### Your objective
List each line of the data in which the string "marker" appears.

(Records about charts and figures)
BEGIN

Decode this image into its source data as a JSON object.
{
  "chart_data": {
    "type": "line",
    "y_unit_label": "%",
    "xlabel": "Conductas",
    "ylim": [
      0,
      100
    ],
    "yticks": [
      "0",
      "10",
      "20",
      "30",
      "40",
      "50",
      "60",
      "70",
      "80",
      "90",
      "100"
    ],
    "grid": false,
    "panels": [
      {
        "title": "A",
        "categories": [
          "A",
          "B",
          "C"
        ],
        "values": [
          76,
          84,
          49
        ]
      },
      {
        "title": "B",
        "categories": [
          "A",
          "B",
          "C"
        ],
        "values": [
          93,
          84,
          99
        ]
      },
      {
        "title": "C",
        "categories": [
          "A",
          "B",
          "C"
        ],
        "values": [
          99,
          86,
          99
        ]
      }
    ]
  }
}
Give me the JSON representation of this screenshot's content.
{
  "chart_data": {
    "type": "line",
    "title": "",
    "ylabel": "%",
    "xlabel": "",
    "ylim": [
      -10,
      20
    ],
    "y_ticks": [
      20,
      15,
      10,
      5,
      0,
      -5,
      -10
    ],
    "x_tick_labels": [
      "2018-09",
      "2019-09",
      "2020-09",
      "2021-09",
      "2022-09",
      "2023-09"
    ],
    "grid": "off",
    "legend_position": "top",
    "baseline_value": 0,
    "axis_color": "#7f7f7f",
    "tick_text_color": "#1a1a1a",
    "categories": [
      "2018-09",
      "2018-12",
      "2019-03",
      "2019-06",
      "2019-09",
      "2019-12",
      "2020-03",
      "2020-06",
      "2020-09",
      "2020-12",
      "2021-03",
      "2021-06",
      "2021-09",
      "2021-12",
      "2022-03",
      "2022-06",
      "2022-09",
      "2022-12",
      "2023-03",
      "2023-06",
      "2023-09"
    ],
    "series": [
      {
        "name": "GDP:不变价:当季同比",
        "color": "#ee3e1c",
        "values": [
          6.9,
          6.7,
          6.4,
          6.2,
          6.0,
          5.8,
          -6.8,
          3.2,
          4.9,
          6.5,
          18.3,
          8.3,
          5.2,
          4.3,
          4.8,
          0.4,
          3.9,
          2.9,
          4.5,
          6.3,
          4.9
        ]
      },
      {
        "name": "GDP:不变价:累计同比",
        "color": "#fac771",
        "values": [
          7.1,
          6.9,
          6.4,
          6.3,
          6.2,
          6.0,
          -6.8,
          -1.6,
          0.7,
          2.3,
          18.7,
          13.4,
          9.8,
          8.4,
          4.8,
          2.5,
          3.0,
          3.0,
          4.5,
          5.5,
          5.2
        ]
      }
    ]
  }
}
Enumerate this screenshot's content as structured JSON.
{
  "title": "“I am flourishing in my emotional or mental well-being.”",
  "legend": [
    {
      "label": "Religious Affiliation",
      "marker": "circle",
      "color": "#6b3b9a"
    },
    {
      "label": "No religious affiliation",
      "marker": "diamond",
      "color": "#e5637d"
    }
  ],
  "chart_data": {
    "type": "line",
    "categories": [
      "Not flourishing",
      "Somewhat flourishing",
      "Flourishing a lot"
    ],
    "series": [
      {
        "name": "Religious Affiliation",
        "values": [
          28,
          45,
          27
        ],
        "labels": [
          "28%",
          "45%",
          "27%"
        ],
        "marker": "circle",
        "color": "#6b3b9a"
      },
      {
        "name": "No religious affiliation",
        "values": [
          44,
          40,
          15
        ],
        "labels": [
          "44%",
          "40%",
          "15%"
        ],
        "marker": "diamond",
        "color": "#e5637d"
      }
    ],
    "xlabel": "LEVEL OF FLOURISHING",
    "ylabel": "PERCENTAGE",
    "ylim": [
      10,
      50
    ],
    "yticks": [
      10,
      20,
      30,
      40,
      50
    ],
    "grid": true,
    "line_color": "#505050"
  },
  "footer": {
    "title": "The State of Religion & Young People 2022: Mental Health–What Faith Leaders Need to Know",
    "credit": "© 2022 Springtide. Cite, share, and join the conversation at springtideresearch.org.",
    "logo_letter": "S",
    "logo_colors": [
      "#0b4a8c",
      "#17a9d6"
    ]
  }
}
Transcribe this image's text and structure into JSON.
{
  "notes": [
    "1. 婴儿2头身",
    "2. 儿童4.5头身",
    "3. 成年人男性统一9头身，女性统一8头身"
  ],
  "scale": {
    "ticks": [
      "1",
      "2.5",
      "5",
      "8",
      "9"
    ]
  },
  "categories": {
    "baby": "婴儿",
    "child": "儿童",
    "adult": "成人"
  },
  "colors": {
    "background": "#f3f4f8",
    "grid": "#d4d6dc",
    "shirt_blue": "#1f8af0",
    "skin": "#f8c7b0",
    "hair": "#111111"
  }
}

END

### Complete answer
      "marker": "circle",
      "marker": "diamond",
        "marker": "circle",
        "marker": "diamond",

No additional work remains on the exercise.